PROBLEM STATEMENT:
Would you transcribe the whole listing exactly, minus its pictures?

--- --- ---

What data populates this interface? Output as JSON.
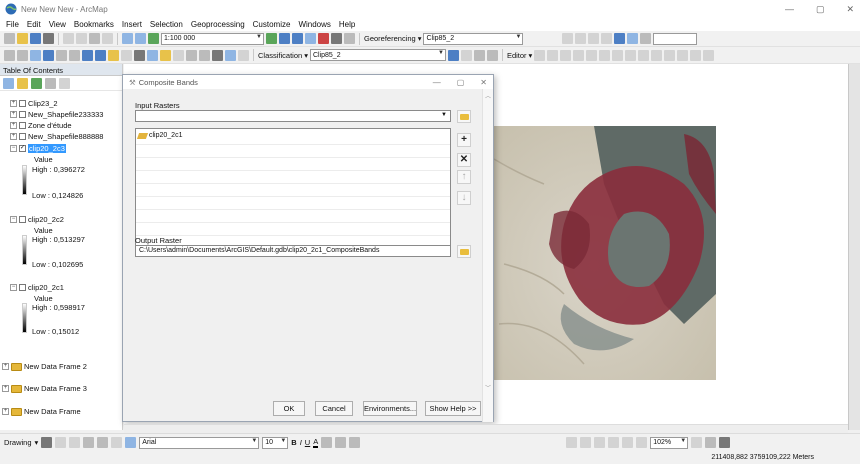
{
  "window": {
    "title": "New New New - ArcMap",
    "controls": {
      "minimize": "—",
      "maximize": "▢",
      "close": "✕"
    }
  },
  "menu": [
    "File",
    "Edit",
    "View",
    "Bookmarks",
    "Insert",
    "Selection",
    "Geoprocessing",
    "Customize",
    "Windows",
    "Help"
  ],
  "toolbar1": {
    "scale": "1:100 000",
    "georeferencing_label": "Georeferencing",
    "georef_layer": "Clip85_2"
  },
  "toolbar2": {
    "classification_label": "Classification",
    "class_layer": "Clip85_2",
    "editor_label": "Editor"
  },
  "toc": {
    "header": "Table Of Contents",
    "layers": [
      {
        "name": "Clip23_2",
        "checked": false
      },
      {
        "name": "New_Shapefile233333",
        "checked": false
      },
      {
        "name": "Zone d'étude",
        "checked": false
      },
      {
        "name": "New_Shapefile888888",
        "checked": false
      },
      {
        "name": "clip20_2c3",
        "checked": true,
        "selected": true,
        "value_label": "Value",
        "high": "High : 0,396272",
        "low": "Low : 0,124826"
      },
      {
        "name": "clip20_2c2",
        "checked": false,
        "value_label": "Value",
        "high": "High : 0,513297",
        "low": "Low : 0,102695"
      },
      {
        "name": "clip20_2c1",
        "checked": false,
        "value_label": "Value",
        "high": "High : 0,598917",
        "low": "Low : 0,15012"
      }
    ],
    "frames": [
      "New Data Frame 2",
      "New Data Frame 3",
      "New Data Frame"
    ]
  },
  "dialog": {
    "title": "Composite Bands",
    "controls": {
      "minimize": "—",
      "maximize": "▢",
      "close": "✕"
    },
    "input_label": "Input Rasters",
    "input_value": "",
    "list_items": [
      "clip20_2c1"
    ],
    "side_buttons": {
      "add": "+",
      "remove": "✕",
      "up": "↑",
      "down": "↓"
    },
    "output_label": "Output Raster",
    "output_value": "C:\\Users\\admin\\Documents\\ArcGIS\\Default.gdb\\clip20_2c1_CompositeBands",
    "buttons": {
      "ok": "OK",
      "cancel": "Cancel",
      "environments": "Environments...",
      "help": "Show Help >>"
    }
  },
  "drawing": {
    "label": "Drawing",
    "font": "Arial",
    "font_size": "10",
    "bold": "B",
    "italic": "I",
    "underline": "U",
    "text_color": "A",
    "zoom": "102%"
  },
  "status": {
    "coordinates": "211408,882  3759109,222 Meters"
  }
}
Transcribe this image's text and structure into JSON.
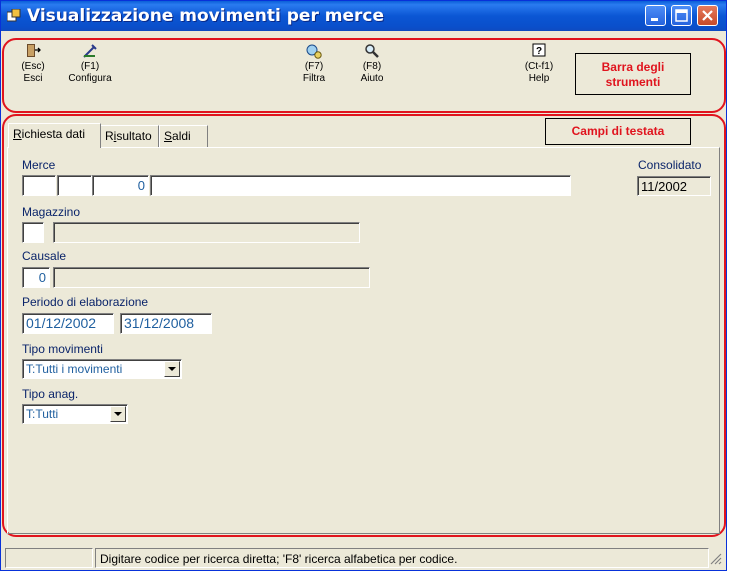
{
  "window": {
    "title": "Visualizzazione movimenti per merce"
  },
  "toolbar": {
    "items": [
      {
        "key": "(Esc)",
        "label": "Esci",
        "icon": "exit-door-icon"
      },
      {
        "key": "(F1)",
        "label": "Configura",
        "icon": "configure-icon"
      },
      {
        "key": "(F7)",
        "label": "Filtra",
        "icon": "filter-icon"
      },
      {
        "key": "(F8)",
        "label": "Aiuto",
        "icon": "magnifier-icon"
      },
      {
        "key": "(Ct-f1)",
        "label": "Help",
        "icon": "help-icon"
      }
    ],
    "callout": "Barra degli strumenti"
  },
  "tabs": [
    {
      "prefix": "",
      "underline": "R",
      "rest": "ichiesta dati",
      "active": true
    },
    {
      "prefix": "R",
      "underline": "i",
      "rest": "sultato",
      "active": false
    },
    {
      "prefix": "",
      "underline": "S",
      "rest": "aldi",
      "active": false
    }
  ],
  "header_callout": "Campi di testata",
  "form": {
    "merce": {
      "label": "Merce",
      "code1": "",
      "code2": "",
      "number": "0",
      "description": ""
    },
    "consolidato": {
      "label": "Consolidato",
      "value": "11/2002"
    },
    "magazzino": {
      "label": "Magazzino",
      "code": "",
      "description": ""
    },
    "causale": {
      "label": "Causale",
      "code": "0",
      "description": ""
    },
    "periodo": {
      "label": "Periodo di elaborazione",
      "from": "01/12/2002",
      "to": "31/12/2008"
    },
    "tipo_movimenti": {
      "label": "Tipo movimenti",
      "selected": "T:Tutti i movimenti"
    },
    "tipo_anag": {
      "label": "Tipo anag.",
      "selected": "T:Tutti"
    }
  },
  "statusbar": {
    "left": "",
    "message": "Digitare codice per ricerca diretta; 'F8' ricerca alfabetica per codice."
  },
  "colors": {
    "annotation": "#E0141E",
    "titlebar": "#0A5FD8",
    "label": "#0A246A",
    "value": "#1F5F9F"
  }
}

--- --- ---

THE REPLY:
What data populates this interface? Output as JSON.
{
  "window": {
    "title": "New New New - ArcMap",
    "controls": {
      "minimize": "—",
      "maximize": "▢",
      "close": "✕"
    }
  },
  "menu": [
    "File",
    "Edit",
    "View",
    "Bookmarks",
    "Insert",
    "Selection",
    "Geoprocessing",
    "Customize",
    "Windows",
    "Help"
  ],
  "toolbar1": {
    "scale": "1:100 000",
    "georeferencing_label": "Georeferencing",
    "georef_layer": "Clip85_2"
  },
  "toolbar2": {
    "classification_label": "Classification",
    "class_layer": "Clip85_2",
    "editor_label": "Editor"
  },
  "toc": {
    "header": "Table Of Contents",
    "layers": [
      {
        "name": "Clip23_2",
        "checked": false
      },
      {
        "name": "New_Shapefile233333",
        "checked": false
      },
      {
        "name": "Zone d'étude",
        "checked": false
      },
      {
        "name": "New_Shapefile888888",
        "checked": false
      },
      {
        "name": "clip20_2c3",
        "checked": true,
        "selected": true,
        "value_label": "Value",
        "high": "High : 0,396272",
        "low": "Low : 0,124826"
      },
      {
        "name": "clip20_2c2",
        "checked": false,
        "value_label": "Value",
        "high": "High : 0,513297",
        "low": "Low : 0,102695"
      },
      {
        "name": "clip20_2c1",
        "checked": false,
        "value_label": "Value",
        "high": "High : 0,598917",
        "low": "Low : 0,15012"
      }
    ],
    "frames": [
      "New Data Frame 2",
      "New Data Frame 3",
      "New Data Frame"
    ]
  },
  "dialog": {
    "title": "Composite Bands",
    "controls": {
      "minimize": "—",
      "maximize": "▢",
      "close": "✕"
    },
    "input_label": "Input Rasters",
    "input_value": "",
    "list_items": [
      "clip20_2c1"
    ],
    "side_buttons": {
      "add": "+",
      "remove": "✕",
      "up": "↑",
      "down": "↓"
    },
    "output_label": "Output Raster",
    "output_value": "C:\\Users\\admin\\Documents\\ArcGIS\\Default.gdb\\clip20_2c1_CompositeBands",
    "buttons": {
      "ok": "OK",
      "cancel": "Cancel",
      "environments": "Environments...",
      "help": "Show Help >>"
    }
  },
  "drawing": {
    "label": "Drawing",
    "font": "Arial",
    "font_size": "10",
    "bold": "B",
    "italic": "I",
    "underline": "U",
    "text_color": "A",
    "zoom": "102%"
  },
  "status": {
    "coordinates": "211408,882  3759109,222 Meters"
  }
}
Transcribe this image's text and structure into JSON.
{
  "window": {
    "title": "Visualizzazione movimenti per merce"
  },
  "toolbar": {
    "items": [
      {
        "key": "(Esc)",
        "label": "Esci",
        "icon": "exit-door-icon"
      },
      {
        "key": "(F1)",
        "label": "Configura",
        "icon": "configure-icon"
      },
      {
        "key": "(F7)",
        "label": "Filtra",
        "icon": "filter-icon"
      },
      {
        "key": "(F8)",
        "label": "Aiuto",
        "icon": "magnifier-icon"
      },
      {
        "key": "(Ct-f1)",
        "label": "Help",
        "icon": "help-icon"
      }
    ],
    "callout": "Barra degli strumenti"
  },
  "tabs": [
    {
      "prefix": "",
      "underline": "R",
      "rest": "ichiesta dati",
      "active": true
    },
    {
      "prefix": "R",
      "underline": "i",
      "rest": "sultato",
      "active": false
    },
    {
      "prefix": "",
      "underline": "S",
      "rest": "aldi",
      "active": false
    }
  ],
  "header_callout": "Campi di testata",
  "form": {
    "merce": {
      "label": "Merce",
      "code1": "",
      "code2": "",
      "number": "0",
      "description": ""
    },
    "consolidato": {
      "label": "Consolidato",
      "value": "11/2002"
    },
    "magazzino": {
      "label": "Magazzino",
      "code": "",
      "description": ""
    },
    "causale": {
      "label": "Causale",
      "code": "0",
      "description": ""
    },
    "periodo": {
      "label": "Periodo di elaborazione",
      "from": "01/12/2002",
      "to": "31/12/2008"
    },
    "tipo_movimenti": {
      "label": "Tipo movimenti",
      "selected": "T:Tutti i movimenti"
    },
    "tipo_anag": {
      "label": "Tipo anag.",
      "selected": "T:Tutti"
    }
  },
  "statusbar": {
    "left": "",
    "message": "Digitare codice per ricerca diretta; 'F8' ricerca alfabetica per codice."
  },
  "colors": {
    "annotation": "#E0141E",
    "titlebar": "#0A5FD8",
    "label": "#0A246A",
    "value": "#1F5F9F"
  }
}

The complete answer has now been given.